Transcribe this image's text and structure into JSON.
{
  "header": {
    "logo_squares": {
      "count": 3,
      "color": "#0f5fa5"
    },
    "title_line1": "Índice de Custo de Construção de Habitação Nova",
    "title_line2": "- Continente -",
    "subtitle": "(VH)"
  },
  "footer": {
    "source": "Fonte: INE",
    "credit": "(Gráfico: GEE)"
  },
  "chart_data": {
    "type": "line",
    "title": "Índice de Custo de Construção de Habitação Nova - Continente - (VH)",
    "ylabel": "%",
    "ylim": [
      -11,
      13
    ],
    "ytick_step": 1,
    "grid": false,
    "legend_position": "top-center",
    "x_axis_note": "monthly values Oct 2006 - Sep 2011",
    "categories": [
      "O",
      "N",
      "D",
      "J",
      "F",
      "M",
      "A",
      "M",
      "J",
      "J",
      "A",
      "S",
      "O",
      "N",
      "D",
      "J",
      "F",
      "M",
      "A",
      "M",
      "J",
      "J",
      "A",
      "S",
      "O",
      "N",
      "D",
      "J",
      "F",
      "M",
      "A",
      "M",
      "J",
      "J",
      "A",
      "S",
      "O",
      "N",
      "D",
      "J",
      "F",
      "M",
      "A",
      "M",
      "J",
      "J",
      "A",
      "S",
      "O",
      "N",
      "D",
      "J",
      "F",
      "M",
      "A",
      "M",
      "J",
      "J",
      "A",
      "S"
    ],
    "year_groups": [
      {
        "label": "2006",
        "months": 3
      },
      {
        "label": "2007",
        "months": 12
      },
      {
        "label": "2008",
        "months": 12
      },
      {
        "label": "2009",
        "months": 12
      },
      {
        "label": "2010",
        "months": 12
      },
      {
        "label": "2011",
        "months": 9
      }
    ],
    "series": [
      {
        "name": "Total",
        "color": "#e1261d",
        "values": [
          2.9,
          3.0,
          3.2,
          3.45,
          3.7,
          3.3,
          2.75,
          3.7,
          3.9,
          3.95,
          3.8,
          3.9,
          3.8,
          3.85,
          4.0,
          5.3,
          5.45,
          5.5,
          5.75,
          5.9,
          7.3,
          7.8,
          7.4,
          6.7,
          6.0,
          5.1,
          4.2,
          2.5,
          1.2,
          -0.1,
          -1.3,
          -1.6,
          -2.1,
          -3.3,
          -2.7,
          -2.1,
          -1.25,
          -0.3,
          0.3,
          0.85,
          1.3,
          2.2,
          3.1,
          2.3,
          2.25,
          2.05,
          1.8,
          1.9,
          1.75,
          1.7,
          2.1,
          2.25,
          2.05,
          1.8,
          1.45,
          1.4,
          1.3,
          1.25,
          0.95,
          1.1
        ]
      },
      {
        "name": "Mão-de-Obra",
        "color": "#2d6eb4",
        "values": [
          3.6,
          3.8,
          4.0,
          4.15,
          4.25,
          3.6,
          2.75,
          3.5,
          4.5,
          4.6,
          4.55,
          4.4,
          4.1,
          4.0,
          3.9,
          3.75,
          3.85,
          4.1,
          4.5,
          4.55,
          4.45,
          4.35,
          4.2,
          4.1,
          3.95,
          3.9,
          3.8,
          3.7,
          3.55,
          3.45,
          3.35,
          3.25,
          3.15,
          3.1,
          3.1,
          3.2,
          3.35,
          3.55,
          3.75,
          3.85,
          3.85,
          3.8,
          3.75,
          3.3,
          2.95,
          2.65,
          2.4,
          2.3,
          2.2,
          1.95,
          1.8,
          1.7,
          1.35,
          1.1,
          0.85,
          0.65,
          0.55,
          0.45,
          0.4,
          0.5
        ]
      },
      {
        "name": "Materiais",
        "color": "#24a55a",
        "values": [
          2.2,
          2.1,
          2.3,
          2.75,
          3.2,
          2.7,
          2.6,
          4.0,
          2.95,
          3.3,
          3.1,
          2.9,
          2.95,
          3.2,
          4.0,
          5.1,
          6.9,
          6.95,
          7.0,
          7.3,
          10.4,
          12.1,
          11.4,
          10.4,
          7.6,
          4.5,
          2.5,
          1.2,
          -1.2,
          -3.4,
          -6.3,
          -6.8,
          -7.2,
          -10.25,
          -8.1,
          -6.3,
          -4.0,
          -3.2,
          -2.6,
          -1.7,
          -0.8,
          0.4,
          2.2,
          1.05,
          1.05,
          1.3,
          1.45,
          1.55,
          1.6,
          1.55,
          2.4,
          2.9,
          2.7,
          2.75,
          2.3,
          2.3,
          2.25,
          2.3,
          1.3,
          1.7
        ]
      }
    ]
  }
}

----

List every line above that contains the word "Continente".

    "title_line2": "- Continente -",
    "title": "Índice de Custo de Construção de Habitação Nova - Continente - (VH)",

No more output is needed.